_WHAT YOU WILL DO_: Scan the entries below and extract each line with the word "lost" in it.

_DATA SHOWN_:
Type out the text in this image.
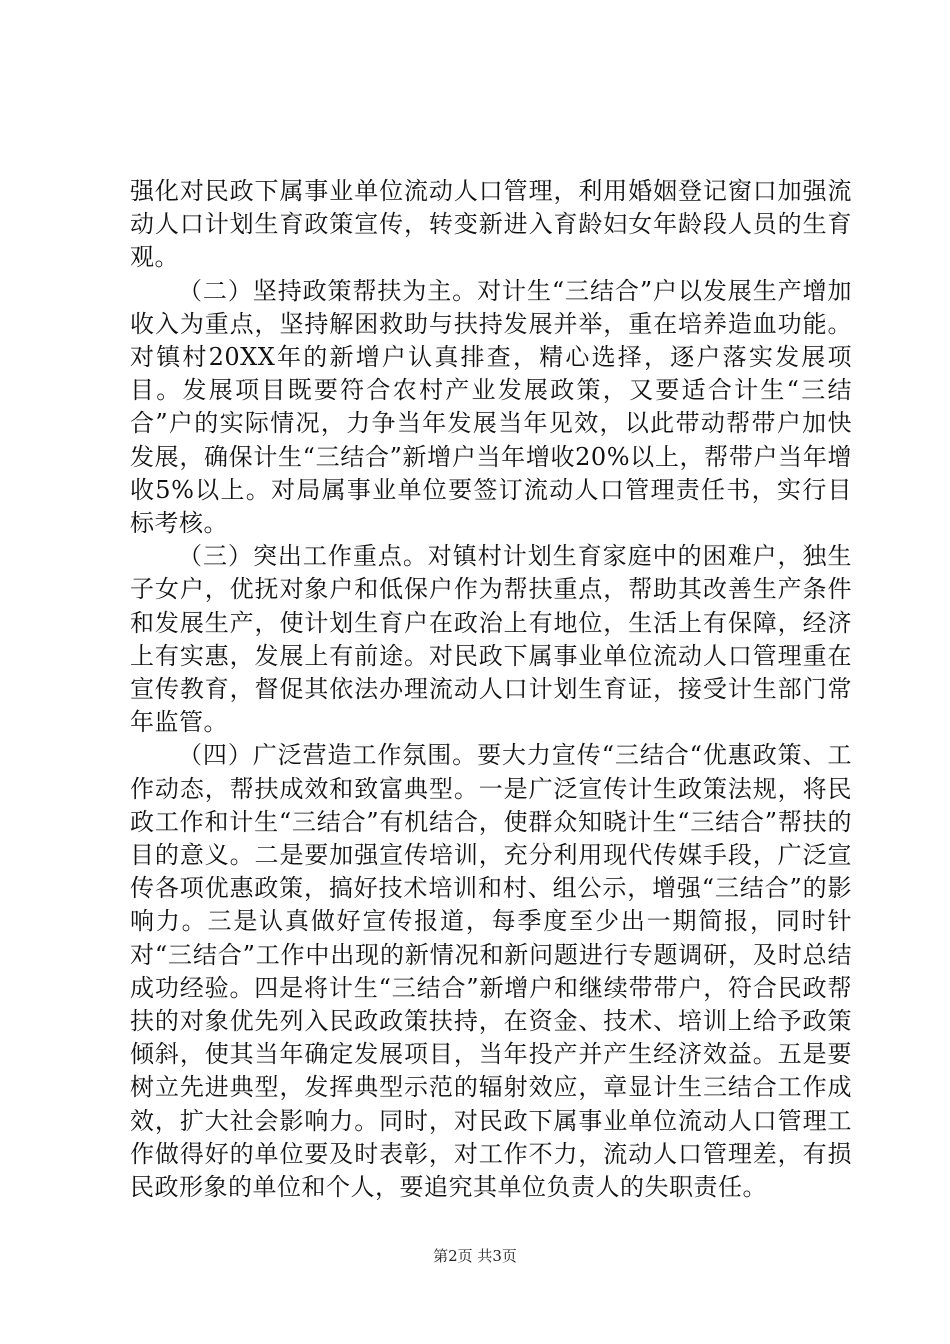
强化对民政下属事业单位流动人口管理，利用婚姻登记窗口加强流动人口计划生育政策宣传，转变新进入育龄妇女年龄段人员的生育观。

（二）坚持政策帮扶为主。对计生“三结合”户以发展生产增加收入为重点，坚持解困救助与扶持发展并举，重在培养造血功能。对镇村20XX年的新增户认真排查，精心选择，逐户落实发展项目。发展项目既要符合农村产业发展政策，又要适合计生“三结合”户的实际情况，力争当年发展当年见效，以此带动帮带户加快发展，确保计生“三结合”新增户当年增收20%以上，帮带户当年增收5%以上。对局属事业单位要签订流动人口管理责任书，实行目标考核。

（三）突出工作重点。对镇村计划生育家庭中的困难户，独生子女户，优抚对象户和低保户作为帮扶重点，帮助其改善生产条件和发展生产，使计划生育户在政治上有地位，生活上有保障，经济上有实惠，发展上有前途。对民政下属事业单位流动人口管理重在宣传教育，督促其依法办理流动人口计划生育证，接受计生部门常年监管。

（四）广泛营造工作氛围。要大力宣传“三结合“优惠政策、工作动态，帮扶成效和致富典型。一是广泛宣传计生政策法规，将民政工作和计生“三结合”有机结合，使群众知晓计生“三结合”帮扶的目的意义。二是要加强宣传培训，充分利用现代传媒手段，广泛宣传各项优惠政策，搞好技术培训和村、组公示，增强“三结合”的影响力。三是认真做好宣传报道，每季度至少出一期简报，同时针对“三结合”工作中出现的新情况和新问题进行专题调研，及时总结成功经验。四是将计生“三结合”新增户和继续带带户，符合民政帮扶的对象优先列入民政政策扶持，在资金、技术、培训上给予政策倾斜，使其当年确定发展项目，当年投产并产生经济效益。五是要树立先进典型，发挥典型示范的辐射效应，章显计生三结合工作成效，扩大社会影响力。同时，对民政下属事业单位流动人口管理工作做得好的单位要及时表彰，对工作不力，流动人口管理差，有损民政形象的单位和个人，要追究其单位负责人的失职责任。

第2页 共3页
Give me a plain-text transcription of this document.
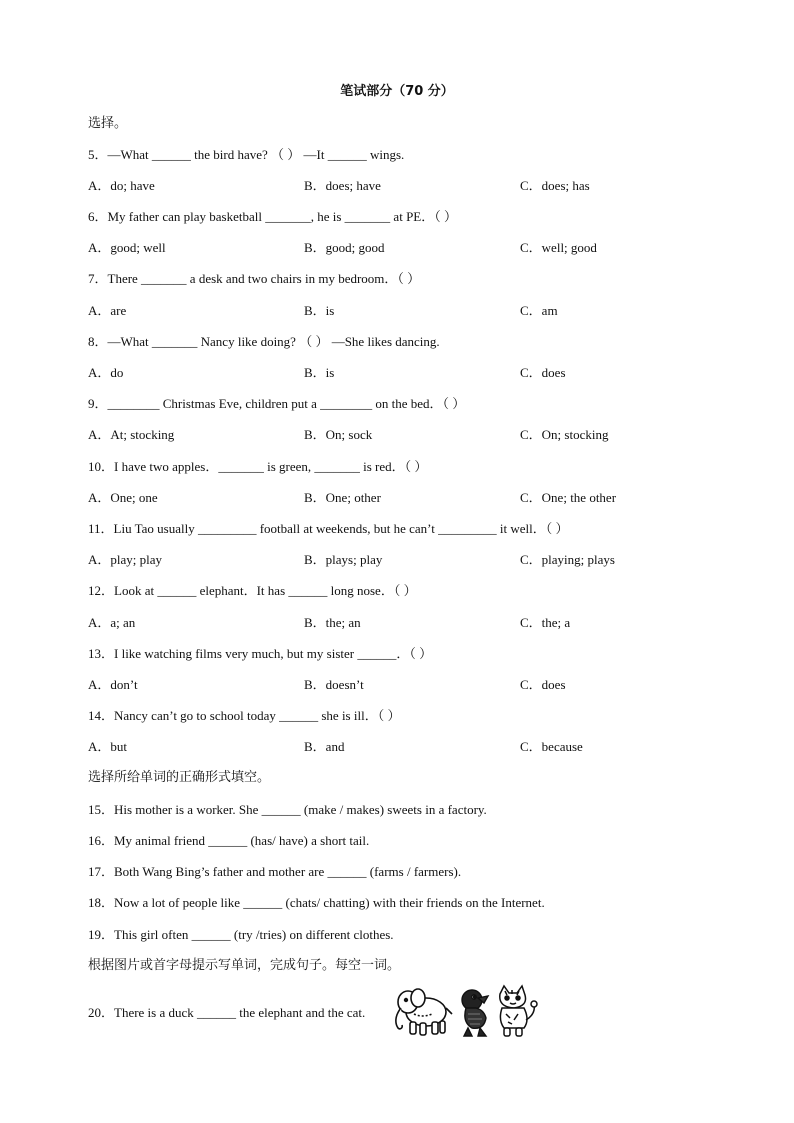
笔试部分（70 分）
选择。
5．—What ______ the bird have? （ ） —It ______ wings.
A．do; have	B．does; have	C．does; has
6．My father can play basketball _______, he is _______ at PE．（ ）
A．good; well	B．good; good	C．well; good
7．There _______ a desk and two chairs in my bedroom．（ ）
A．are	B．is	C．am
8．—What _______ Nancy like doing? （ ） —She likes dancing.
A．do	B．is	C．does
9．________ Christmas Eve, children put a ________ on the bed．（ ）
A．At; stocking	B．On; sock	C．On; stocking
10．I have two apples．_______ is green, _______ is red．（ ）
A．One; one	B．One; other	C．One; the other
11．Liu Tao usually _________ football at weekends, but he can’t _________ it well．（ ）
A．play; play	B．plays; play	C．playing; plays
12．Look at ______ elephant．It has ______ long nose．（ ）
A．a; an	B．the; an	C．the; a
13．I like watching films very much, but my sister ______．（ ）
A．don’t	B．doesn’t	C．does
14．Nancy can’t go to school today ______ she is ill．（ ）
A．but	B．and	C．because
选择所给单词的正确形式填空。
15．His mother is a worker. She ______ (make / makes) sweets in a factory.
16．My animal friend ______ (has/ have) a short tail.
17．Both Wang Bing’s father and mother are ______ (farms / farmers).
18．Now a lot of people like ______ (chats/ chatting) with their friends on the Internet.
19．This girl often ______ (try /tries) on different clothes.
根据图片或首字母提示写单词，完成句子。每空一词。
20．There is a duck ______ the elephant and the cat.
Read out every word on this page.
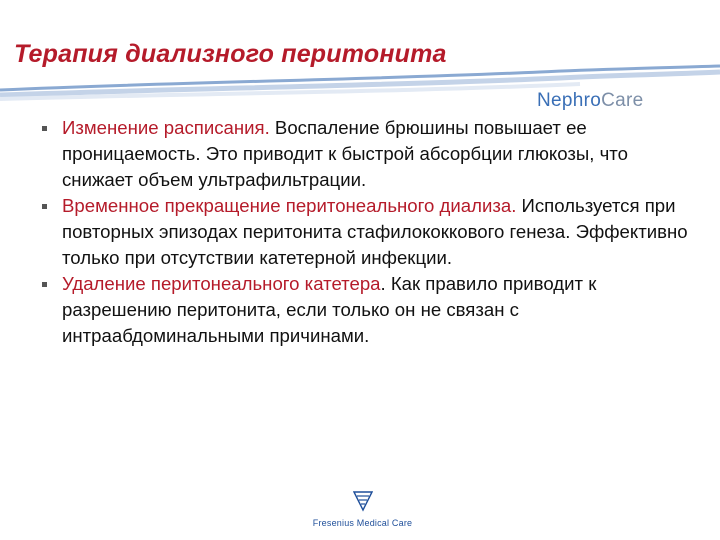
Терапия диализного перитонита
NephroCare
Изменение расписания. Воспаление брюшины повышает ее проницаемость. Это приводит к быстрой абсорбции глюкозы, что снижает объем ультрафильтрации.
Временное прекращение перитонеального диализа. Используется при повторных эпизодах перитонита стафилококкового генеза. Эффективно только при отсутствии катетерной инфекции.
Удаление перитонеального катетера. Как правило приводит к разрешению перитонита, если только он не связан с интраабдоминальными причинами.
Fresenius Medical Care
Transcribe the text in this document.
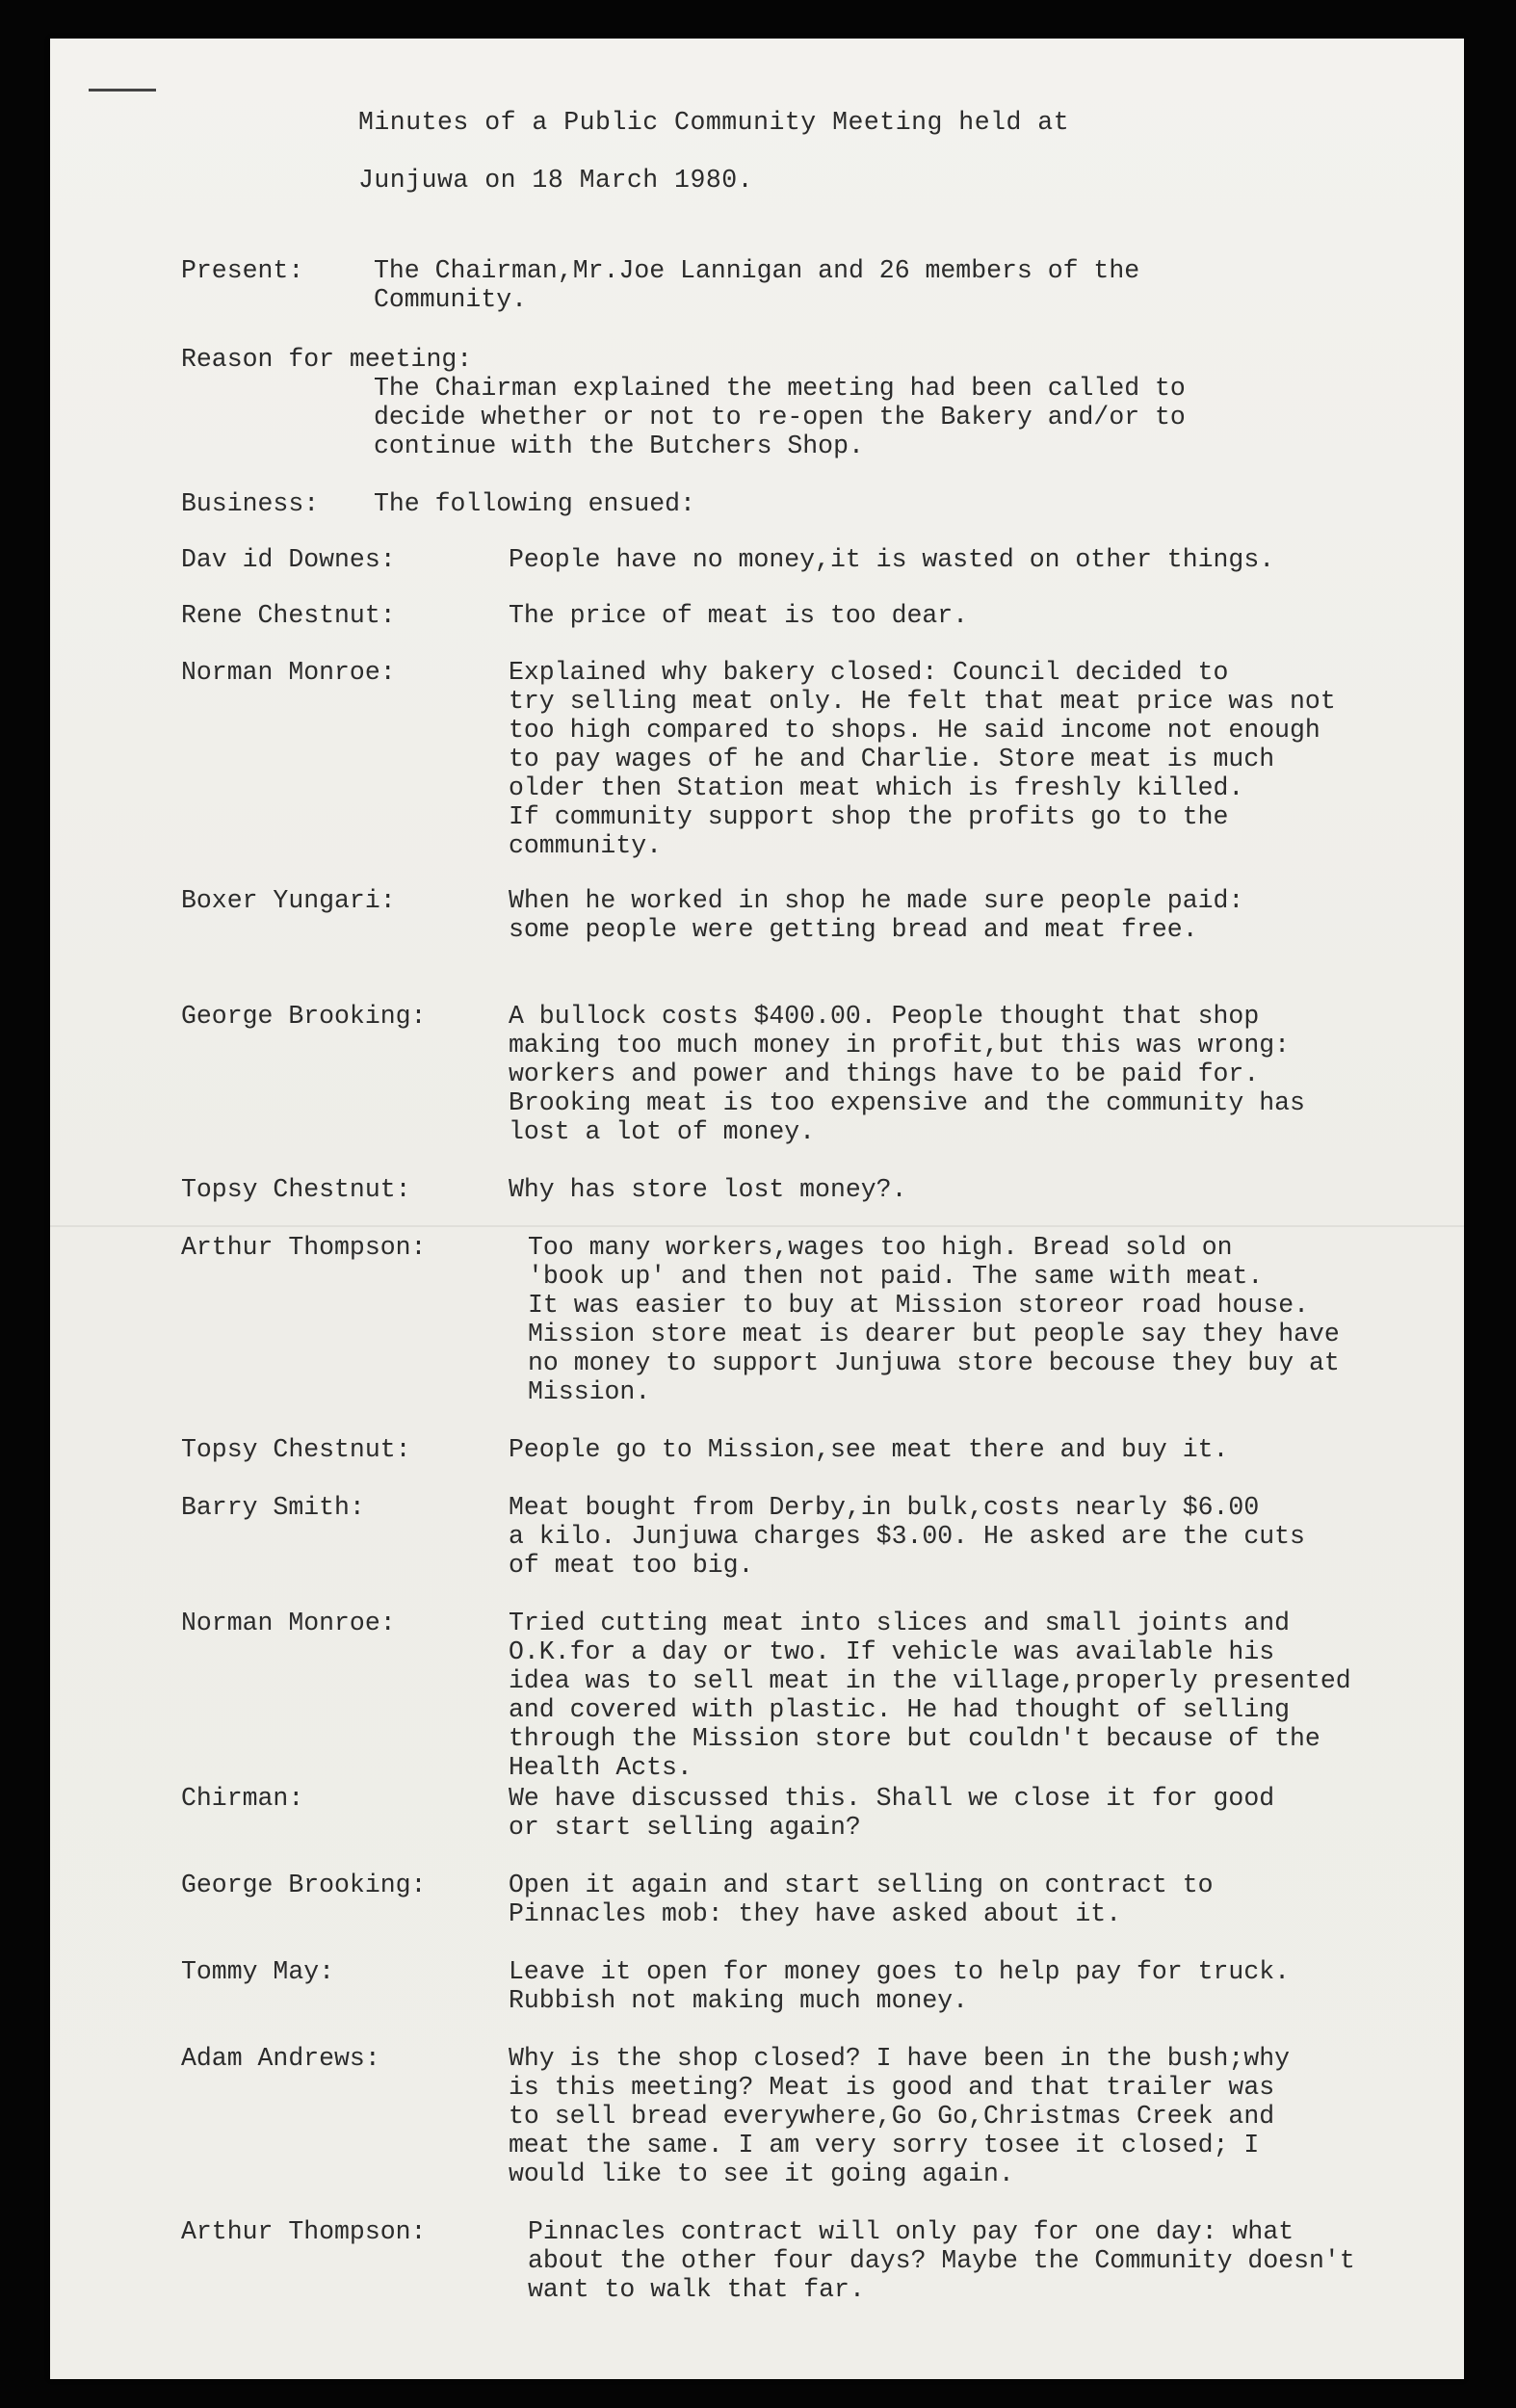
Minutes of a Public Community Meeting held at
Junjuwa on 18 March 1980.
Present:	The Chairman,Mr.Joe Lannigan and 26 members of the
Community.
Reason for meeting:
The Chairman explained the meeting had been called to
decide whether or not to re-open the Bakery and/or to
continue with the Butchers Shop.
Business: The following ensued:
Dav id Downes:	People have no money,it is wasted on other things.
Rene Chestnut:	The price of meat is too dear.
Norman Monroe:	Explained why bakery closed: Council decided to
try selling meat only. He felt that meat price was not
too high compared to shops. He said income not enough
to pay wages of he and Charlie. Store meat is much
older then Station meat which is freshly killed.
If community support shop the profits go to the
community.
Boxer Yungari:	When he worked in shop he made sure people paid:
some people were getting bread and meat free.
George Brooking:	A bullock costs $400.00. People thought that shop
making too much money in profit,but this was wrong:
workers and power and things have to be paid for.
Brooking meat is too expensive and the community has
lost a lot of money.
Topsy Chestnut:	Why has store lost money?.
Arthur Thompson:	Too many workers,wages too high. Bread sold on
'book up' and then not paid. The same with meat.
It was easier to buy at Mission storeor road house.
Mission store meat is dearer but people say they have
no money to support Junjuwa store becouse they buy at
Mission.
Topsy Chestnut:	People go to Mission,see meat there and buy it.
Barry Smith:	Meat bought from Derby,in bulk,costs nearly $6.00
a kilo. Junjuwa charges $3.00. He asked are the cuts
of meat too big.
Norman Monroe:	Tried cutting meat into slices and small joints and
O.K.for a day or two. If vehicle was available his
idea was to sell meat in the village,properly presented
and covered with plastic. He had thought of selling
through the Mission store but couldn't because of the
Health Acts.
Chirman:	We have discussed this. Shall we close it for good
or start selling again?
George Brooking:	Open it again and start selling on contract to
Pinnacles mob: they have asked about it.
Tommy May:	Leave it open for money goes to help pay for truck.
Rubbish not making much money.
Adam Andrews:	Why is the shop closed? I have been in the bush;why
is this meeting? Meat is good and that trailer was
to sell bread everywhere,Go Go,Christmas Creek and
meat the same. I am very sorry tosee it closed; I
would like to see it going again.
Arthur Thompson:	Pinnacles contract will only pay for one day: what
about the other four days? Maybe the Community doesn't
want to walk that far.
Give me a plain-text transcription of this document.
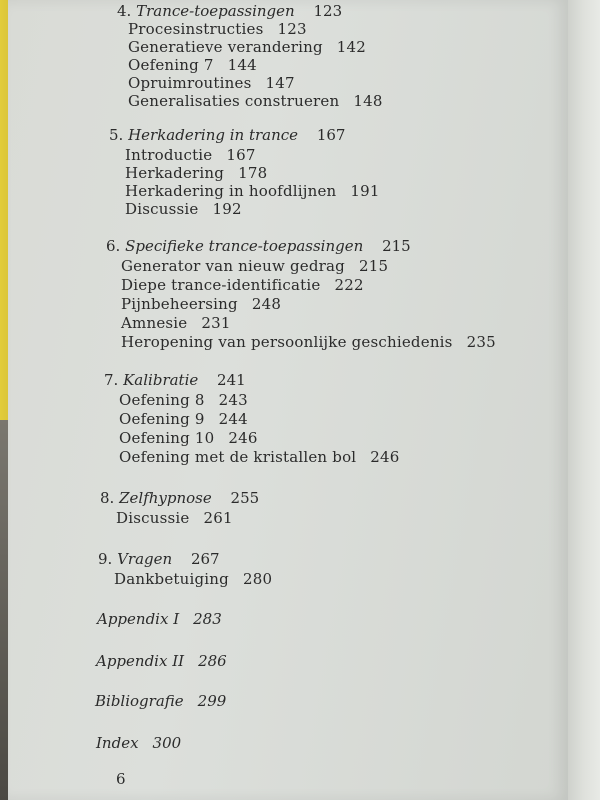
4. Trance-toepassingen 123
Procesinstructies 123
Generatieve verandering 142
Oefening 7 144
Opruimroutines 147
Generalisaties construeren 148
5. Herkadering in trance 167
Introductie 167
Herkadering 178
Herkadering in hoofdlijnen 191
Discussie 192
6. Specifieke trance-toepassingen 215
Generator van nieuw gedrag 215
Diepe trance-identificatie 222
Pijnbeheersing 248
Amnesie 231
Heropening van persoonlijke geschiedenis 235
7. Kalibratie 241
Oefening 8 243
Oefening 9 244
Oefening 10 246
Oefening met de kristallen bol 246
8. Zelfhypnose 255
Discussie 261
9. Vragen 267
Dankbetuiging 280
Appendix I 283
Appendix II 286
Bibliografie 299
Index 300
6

_REPLY_:
lost a lot of money.
Topsy Chestnut:	Why has store lost money?.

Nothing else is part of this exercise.